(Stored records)
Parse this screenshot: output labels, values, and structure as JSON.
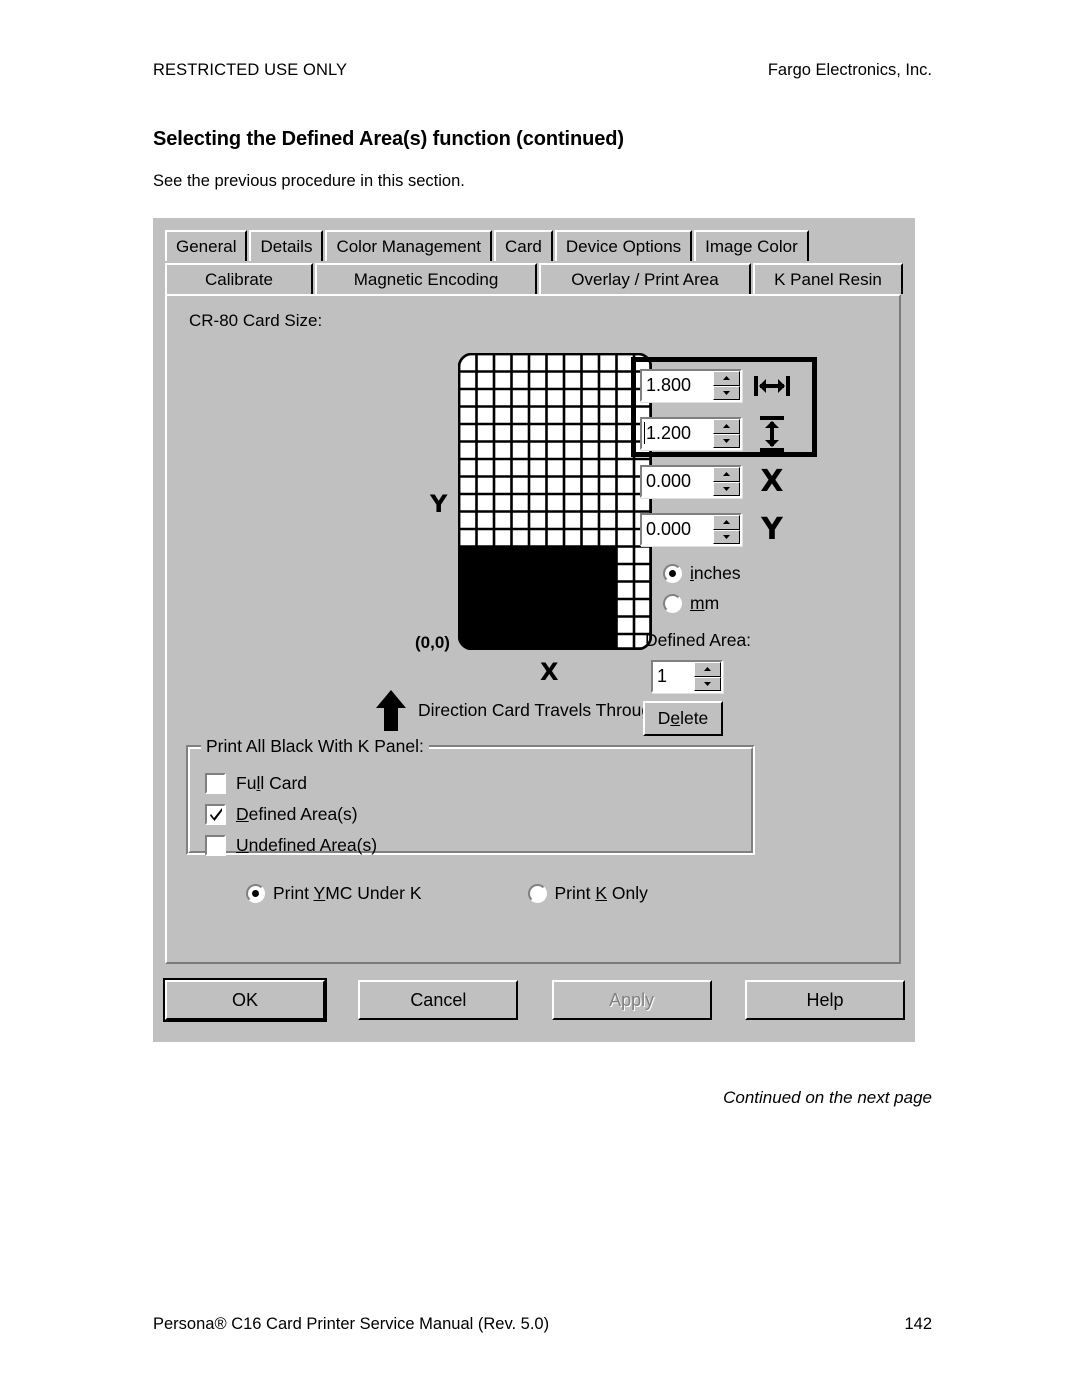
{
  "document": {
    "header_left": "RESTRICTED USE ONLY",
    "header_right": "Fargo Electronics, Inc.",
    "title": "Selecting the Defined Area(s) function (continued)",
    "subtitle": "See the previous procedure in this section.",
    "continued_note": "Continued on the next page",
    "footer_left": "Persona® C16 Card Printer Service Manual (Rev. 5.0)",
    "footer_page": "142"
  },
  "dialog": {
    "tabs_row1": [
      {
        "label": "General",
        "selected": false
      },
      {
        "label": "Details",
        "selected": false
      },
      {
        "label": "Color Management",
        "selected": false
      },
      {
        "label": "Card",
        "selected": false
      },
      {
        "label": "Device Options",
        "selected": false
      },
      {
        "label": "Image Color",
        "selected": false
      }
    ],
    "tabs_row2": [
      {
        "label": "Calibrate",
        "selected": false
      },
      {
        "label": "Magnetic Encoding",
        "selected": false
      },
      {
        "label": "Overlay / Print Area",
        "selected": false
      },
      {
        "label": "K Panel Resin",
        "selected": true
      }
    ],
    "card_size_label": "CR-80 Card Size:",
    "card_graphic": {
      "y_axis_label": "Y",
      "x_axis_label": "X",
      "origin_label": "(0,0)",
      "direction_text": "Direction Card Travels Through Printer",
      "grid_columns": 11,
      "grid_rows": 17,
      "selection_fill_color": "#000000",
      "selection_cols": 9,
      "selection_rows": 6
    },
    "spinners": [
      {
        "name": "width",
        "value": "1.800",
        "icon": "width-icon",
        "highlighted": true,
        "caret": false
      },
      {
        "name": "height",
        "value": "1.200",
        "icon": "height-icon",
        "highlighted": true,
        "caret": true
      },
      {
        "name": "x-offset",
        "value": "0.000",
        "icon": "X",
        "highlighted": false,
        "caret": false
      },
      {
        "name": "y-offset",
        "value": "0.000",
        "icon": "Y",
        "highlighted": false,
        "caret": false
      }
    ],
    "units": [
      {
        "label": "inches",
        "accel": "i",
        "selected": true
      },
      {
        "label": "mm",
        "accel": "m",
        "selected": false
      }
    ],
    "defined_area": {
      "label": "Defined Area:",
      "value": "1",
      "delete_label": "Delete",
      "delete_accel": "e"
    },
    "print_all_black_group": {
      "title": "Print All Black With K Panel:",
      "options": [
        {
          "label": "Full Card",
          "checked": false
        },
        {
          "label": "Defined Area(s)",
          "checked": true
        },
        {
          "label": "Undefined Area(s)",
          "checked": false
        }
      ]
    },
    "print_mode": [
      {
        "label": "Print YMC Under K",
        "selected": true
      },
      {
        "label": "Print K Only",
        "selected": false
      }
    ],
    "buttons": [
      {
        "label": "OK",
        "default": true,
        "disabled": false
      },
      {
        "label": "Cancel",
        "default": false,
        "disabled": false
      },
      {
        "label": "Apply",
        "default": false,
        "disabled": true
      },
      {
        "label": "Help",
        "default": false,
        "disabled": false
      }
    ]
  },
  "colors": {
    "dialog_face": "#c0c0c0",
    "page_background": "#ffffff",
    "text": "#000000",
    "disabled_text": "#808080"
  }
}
* * *
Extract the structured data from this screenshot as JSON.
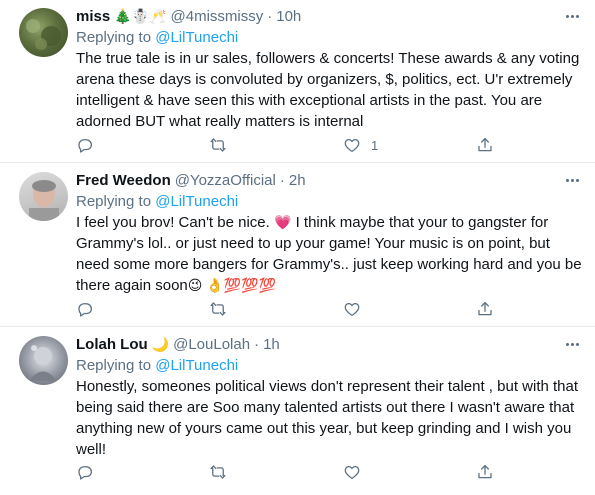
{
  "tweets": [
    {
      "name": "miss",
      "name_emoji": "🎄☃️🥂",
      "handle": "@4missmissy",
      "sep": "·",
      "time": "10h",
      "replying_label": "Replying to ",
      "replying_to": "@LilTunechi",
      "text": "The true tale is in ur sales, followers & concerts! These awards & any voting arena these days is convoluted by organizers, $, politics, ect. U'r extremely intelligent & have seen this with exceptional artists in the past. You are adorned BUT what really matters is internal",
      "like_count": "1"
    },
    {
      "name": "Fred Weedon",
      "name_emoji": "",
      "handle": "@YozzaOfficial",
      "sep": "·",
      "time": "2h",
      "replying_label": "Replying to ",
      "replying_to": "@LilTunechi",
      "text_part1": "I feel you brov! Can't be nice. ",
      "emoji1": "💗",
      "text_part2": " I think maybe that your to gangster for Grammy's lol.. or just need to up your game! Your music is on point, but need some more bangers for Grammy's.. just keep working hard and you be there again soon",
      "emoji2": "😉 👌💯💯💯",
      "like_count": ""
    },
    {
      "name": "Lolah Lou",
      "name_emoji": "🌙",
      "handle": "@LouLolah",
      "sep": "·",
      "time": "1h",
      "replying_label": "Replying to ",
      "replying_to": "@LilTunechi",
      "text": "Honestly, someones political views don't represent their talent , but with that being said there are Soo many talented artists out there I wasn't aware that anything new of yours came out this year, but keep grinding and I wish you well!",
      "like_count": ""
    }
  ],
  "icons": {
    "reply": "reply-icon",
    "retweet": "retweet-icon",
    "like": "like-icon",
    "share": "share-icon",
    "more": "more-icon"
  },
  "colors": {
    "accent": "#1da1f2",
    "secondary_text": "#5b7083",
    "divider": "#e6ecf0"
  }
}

■ TASK REQUIREMENTS
Tally the lines of the material above that contain the word "Panel" and report the total alone.

■ RESPONSE TO THE EXERCISE
2